§ **Instruction**
Please copy all the lines that follow, word for word.

## BEGIN Records provided

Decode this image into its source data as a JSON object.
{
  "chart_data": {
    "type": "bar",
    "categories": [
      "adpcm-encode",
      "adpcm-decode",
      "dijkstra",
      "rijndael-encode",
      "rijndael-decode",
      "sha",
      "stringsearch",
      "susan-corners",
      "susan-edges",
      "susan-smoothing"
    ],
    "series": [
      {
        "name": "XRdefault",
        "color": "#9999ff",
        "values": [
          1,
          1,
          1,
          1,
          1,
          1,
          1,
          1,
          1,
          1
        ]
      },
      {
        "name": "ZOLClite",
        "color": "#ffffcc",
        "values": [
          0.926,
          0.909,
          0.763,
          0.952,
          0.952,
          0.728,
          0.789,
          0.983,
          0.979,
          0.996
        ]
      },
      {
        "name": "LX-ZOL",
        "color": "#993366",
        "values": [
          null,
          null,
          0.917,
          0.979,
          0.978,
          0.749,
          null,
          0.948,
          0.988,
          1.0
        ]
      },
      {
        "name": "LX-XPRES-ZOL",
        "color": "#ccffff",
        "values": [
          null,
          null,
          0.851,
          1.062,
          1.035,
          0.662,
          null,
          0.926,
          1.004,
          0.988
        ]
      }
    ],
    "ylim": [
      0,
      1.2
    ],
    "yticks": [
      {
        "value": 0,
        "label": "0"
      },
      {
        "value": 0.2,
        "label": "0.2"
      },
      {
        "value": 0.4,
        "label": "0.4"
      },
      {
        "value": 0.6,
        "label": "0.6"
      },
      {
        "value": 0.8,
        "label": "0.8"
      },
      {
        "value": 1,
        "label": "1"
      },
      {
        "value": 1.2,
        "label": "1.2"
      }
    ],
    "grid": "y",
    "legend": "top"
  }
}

## END Records provided

§ **Solution**
Decode this image into its source data as a JSON object.
{
  "chart_data": {
    "type": "bar",
    "categories": [
      "adpcm-encode",
      "adpcm-decode",
      "dijkstra",
      "rijndael-encode",
      "rijndael-decode",
      "sha",
      "stringsearch",
      "susan-corners",
      "susan-edges",
      "susan-smoothing"
    ],
    "series": [
      {
        "name": "XRdefault",
        "color": "#9999ff",
        "values": [
          1,
          1,
          1,
          1,
          1,
          1,
          1,
          1,
          1,
          1
        ]
      },
      {
        "name": "ZOLClite",
        "color": "#ffffcc",
        "values": [
          0.926,
          0.909,
          0.763,
          0.952,
          0.952,
          0.728,
          0.789,
          0.983,
          0.979,
          0.996
        ]
      },
      {
        "name": "LX-ZOL",
        "color": "#993366",
        "values": [
          null,
          null,
          0.917,
          0.979,
          0.978,
          0.749,
          null,
          0.948,
          0.988,
          1.0
        ]
      },
      {
        "name": "LX-XPRES-ZOL",
        "color": "#ccffff",
        "values": [
          null,
          null,
          0.851,
          1.062,
          1.035,
          0.662,
          null,
          0.926,
          1.004,
          0.988
        ]
      }
    ],
    "ylim": [
      0,
      1.2
    ],
    "yticks": [
      {
        "value": 0,
        "label": "0"
      },
      {
        "value": 0.2,
        "label": "0.2"
      },
      {
        "value": 0.4,
        "label": "0.4"
      },
      {
        "value": 0.6,
        "label": "0.6"
      },
      {
        "value": 0.8,
        "label": "0.8"
      },
      {
        "value": 1,
        "label": "1"
      },
      {
        "value": 1.2,
        "label": "1.2"
      }
    ],
    "grid": "y",
    "legend": "top"
  }
}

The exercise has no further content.